*THE INPUT*.

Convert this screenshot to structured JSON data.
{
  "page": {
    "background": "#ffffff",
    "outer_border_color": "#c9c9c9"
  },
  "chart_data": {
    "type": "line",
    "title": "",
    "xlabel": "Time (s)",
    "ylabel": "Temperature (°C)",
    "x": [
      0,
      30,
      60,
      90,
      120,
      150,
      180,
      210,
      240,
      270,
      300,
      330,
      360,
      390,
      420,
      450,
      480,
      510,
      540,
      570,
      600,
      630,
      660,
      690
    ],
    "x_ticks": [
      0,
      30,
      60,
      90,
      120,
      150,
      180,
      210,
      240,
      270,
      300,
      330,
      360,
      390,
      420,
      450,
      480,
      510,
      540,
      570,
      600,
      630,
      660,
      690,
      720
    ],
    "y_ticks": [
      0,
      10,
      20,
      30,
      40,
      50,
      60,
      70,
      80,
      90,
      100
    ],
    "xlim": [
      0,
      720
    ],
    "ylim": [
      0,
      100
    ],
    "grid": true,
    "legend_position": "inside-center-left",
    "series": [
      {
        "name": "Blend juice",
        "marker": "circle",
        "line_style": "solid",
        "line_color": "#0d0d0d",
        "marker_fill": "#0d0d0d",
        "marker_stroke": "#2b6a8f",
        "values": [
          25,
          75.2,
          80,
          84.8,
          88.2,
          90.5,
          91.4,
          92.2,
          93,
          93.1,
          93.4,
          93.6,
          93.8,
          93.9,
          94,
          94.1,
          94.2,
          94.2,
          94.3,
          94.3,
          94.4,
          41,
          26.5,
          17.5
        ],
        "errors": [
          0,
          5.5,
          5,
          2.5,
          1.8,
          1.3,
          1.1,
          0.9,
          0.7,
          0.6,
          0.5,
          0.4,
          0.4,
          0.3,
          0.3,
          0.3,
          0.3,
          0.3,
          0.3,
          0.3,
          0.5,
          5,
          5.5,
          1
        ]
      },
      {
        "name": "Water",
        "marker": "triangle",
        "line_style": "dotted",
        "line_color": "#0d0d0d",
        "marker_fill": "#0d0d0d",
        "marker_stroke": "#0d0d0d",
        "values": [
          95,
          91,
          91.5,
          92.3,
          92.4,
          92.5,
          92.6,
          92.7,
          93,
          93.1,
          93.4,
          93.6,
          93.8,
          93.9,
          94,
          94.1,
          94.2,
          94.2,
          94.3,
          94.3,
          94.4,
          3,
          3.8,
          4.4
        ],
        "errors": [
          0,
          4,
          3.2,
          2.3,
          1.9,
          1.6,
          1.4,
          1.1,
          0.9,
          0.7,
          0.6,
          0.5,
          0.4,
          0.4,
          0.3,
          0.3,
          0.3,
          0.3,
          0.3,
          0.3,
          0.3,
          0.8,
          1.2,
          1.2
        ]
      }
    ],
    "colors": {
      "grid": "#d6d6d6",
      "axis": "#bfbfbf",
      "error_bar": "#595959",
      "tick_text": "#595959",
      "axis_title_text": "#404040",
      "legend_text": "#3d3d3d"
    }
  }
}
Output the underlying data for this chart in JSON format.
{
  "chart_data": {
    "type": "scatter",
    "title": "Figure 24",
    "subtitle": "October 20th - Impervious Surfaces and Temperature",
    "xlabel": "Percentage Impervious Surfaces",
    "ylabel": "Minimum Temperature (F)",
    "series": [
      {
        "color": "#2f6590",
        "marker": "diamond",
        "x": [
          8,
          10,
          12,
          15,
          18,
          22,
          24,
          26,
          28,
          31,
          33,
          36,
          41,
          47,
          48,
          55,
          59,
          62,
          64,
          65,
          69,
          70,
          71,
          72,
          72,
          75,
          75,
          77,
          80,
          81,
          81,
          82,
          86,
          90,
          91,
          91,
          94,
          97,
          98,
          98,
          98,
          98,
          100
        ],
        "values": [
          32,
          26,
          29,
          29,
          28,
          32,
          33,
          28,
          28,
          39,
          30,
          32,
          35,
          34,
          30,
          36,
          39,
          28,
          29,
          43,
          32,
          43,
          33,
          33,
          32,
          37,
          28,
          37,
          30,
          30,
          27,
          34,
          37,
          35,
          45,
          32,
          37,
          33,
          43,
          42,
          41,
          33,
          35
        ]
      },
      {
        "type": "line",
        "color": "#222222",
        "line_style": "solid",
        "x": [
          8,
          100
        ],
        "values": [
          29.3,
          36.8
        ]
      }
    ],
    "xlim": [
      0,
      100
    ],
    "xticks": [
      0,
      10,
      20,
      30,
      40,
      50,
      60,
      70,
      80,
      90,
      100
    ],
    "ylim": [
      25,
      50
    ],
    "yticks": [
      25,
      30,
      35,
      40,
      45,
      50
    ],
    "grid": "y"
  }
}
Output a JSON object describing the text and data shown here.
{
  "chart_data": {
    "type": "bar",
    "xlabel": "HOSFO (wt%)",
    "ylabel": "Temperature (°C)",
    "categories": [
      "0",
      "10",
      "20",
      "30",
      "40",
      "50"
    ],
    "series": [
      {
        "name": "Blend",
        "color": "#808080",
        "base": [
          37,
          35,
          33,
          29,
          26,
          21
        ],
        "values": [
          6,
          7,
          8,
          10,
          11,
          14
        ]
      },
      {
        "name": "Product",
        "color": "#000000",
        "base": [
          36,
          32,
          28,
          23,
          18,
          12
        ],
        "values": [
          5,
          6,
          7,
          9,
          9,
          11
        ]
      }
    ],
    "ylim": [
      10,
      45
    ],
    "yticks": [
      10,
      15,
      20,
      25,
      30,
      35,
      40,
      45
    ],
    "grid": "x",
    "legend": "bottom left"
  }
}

*WHAT YOU HAVE TO DO*. Word for word, write out all of the data above.

*SOLUTION TO THIS TASK*.
Convert this screenshot to structured JSON data.
{
  "page": {
    "background": "#ffffff",
    "outer_border_color": "#c9c9c9"
  },
  "chart_data": {
    "type": "line",
    "title": "",
    "xlabel": "Time (s)",
    "ylabel": "Temperature (°C)",
    "x": [
      0,
      30,
      60,
      90,
      120,
      150,
      180,
      210,
      240,
      270,
      300,
      330,
      360,
      390,
      420,
      450,
      480,
      510,
      540,
      570,
      600,
      630,
      660,
      690
    ],
    "x_ticks": [
      0,
      30,
      60,
      90,
      120,
      150,
      180,
      210,
      240,
      270,
      300,
      330,
      360,
      390,
      420,
      450,
      480,
      510,
      540,
      570,
      600,
      630,
      660,
      690,
      720
    ],
    "y_ticks": [
      0,
      10,
      20,
      30,
      40,
      50,
      60,
      70,
      80,
      90,
      100
    ],
    "xlim": [
      0,
      720
    ],
    "ylim": [
      0,
      100
    ],
    "grid": true,
    "legend_position": "inside-center-left",
    "series": [
      {
        "name": "Blend juice",
        "marker": "circle",
        "line_style": "solid",
        "line_color": "#0d0d0d",
        "marker_fill": "#0d0d0d",
        "marker_stroke": "#2b6a8f",
        "values": [
          25,
          75.2,
          80,
          84.8,
          88.2,
          90.5,
          91.4,
          92.2,
          93,
          93.1,
          93.4,
          93.6,
          93.8,
          93.9,
          94,
          94.1,
          94.2,
          94.2,
          94.3,
          94.3,
          94.4,
          41,
          26.5,
          17.5
        ],
        "errors": [
          0,
          5.5,
          5,
          2.5,
          1.8,
          1.3,
          1.1,
          0.9,
          0.7,
          0.6,
          0.5,
          0.4,
          0.4,
          0.3,
          0.3,
          0.3,
          0.3,
          0.3,
          0.3,
          0.3,
          0.5,
          5,
          5.5,
          1
        ]
      },
      {
        "name": "Water",
        "marker": "triangle",
        "line_style": "dotted",
        "line_color": "#0d0d0d",
        "marker_fill": "#0d0d0d",
        "marker_stroke": "#0d0d0d",
        "values": [
          95,
          91,
          91.5,
          92.3,
          92.4,
          92.5,
          92.6,
          92.7,
          93,
          93.1,
          93.4,
          93.6,
          93.8,
          93.9,
          94,
          94.1,
          94.2,
          94.2,
          94.3,
          94.3,
          94.4,
          3,
          3.8,
          4.4
        ],
        "errors": [
          0,
          4,
          3.2,
          2.3,
          1.9,
          1.6,
          1.4,
          1.1,
          0.9,
          0.7,
          0.6,
          0.5,
          0.4,
          0.4,
          0.3,
          0.3,
          0.3,
          0.3,
          0.3,
          0.3,
          0.3,
          0.8,
          1.2,
          1.2
        ]
      }
    ],
    "colors": {
      "grid": "#d6d6d6",
      "axis": "#bfbfbf",
      "error_bar": "#595959",
      "tick_text": "#595959",
      "axis_title_text": "#404040",
      "legend_text": "#3d3d3d"
    }
  }
}
Output the underlying data for this chart in JSON format.
{
  "chart_data": {
    "type": "scatter",
    "title": "Figure 24",
    "subtitle": "October 20th - Impervious Surfaces and Temperature",
    "xlabel": "Percentage Impervious Surfaces",
    "ylabel": "Minimum Temperature (F)",
    "series": [
      {
        "color": "#2f6590",
        "marker": "diamond",
        "x": [
          8,
          10,
          12,
          15,
          18,
          22,
          24,
          26,
          28,
          31,
          33,
          36,
          41,
          47,
          48,
          55,
          59,
          62,
          64,
          65,
          69,
          70,
          71,
          72,
          72,
          75,
          75,
          77,
          80,
          81,
          81,
          82,
          86,
          90,
          91,
          91,
          94,
          97,
          98,
          98,
          98,
          98,
          100
        ],
        "values": [
          32,
          26,
          29,
          29,
          28,
          32,
          33,
          28,
          28,
          39,
          30,
          32,
          35,
          34,
          30,
          36,
          39,
          28,
          29,
          43,
          32,
          43,
          33,
          33,
          32,
          37,
          28,
          37,
          30,
          30,
          27,
          34,
          37,
          35,
          45,
          32,
          37,
          33,
          43,
          42,
          41,
          33,
          35
        ]
      },
      {
        "type": "line",
        "color": "#222222",
        "line_style": "solid",
        "x": [
          8,
          100
        ],
        "values": [
          29.3,
          36.8
        ]
      }
    ],
    "xlim": [
      0,
      100
    ],
    "xticks": [
      0,
      10,
      20,
      30,
      40,
      50,
      60,
      70,
      80,
      90,
      100
    ],
    "ylim": [
      25,
      50
    ],
    "yticks": [
      25,
      30,
      35,
      40,
      45,
      50
    ],
    "grid": "y"
  }
}
Output a JSON object describing the text and data shown here.
{
  "chart_data": {
    "type": "bar",
    "xlabel": "HOSFO (wt%)",
    "ylabel": "Temperature (°C)",
    "categories": [
      "0",
      "10",
      "20",
      "30",
      "40",
      "50"
    ],
    "series": [
      {
        "name": "Blend",
        "color": "#808080",
        "base": [
          37,
          35,
          33,
          29,
          26,
          21
        ],
        "values": [
          6,
          7,
          8,
          10,
          11,
          14
        ]
      },
      {
        "name": "Product",
        "color": "#000000",
        "base": [
          36,
          32,
          28,
          23,
          18,
          12
        ],
        "values": [
          5,
          6,
          7,
          9,
          9,
          11
        ]
      }
    ],
    "ylim": [
      10,
      45
    ],
    "yticks": [
      10,
      15,
      20,
      25,
      30,
      35,
      40,
      45
    ],
    "grid": "x",
    "legend": "bottom left"
  }
}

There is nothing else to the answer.